:: Goal ::
Each entry has to be copied exactly, with nothing missed.

(Figure data in JSON)

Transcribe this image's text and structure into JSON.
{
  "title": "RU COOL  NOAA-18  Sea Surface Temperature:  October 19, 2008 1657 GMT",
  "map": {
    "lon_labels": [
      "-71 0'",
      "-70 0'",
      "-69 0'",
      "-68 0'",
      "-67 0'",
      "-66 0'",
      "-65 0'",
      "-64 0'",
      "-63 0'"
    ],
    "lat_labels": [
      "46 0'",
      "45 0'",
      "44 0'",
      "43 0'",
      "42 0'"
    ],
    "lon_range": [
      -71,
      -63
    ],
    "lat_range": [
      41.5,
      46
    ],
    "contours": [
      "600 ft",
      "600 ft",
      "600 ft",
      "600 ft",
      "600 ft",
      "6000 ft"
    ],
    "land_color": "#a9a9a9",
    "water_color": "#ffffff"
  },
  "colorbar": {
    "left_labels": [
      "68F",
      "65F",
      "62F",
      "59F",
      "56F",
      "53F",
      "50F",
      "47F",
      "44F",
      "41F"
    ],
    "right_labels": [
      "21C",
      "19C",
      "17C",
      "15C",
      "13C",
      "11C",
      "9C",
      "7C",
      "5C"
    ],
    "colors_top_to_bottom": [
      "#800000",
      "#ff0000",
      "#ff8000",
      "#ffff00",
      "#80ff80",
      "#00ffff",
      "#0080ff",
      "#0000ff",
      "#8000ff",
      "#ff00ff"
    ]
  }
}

:: Reply to the task ::
Transcribe this image's text and structure into JSON.
{
  "title": "RU COOL  NOAA-18  Sea Surface Temperature:  October 19, 2008 1657 GMT",
  "map": {
    "lon_labels": [
      "-71 0'",
      "-70 0'",
      "-69 0'",
      "-68 0'",
      "-67 0'",
      "-66 0'",
      "-65 0'",
      "-64 0'",
      "-63 0'"
    ],
    "lat_labels": [
      "46 0'",
      "45 0'",
      "44 0'",
      "43 0'",
      "42 0'"
    ],
    "lon_range": [
      -71,
      -63
    ],
    "lat_range": [
      41.5,
      46
    ],
    "contours": [
      "600 ft",
      "600 ft",
      "600 ft",
      "600 ft",
      "600 ft",
      "6000 ft"
    ],
    "land_color": "#a9a9a9",
    "water_color": "#ffffff"
  },
  "colorbar": {
    "left_labels": [
      "68F",
      "65F",
      "62F",
      "59F",
      "56F",
      "53F",
      "50F",
      "47F",
      "44F",
      "41F"
    ],
    "right_labels": [
      "21C",
      "19C",
      "17C",
      "15C",
      "13C",
      "11C",
      "9C",
      "7C",
      "5C"
    ],
    "colors_top_to_bottom": [
      "#800000",
      "#ff0000",
      "#ff8000",
      "#ffff00",
      "#80ff80",
      "#00ffff",
      "#0080ff",
      "#0000ff",
      "#8000ff",
      "#ff00ff"
    ]
  }
}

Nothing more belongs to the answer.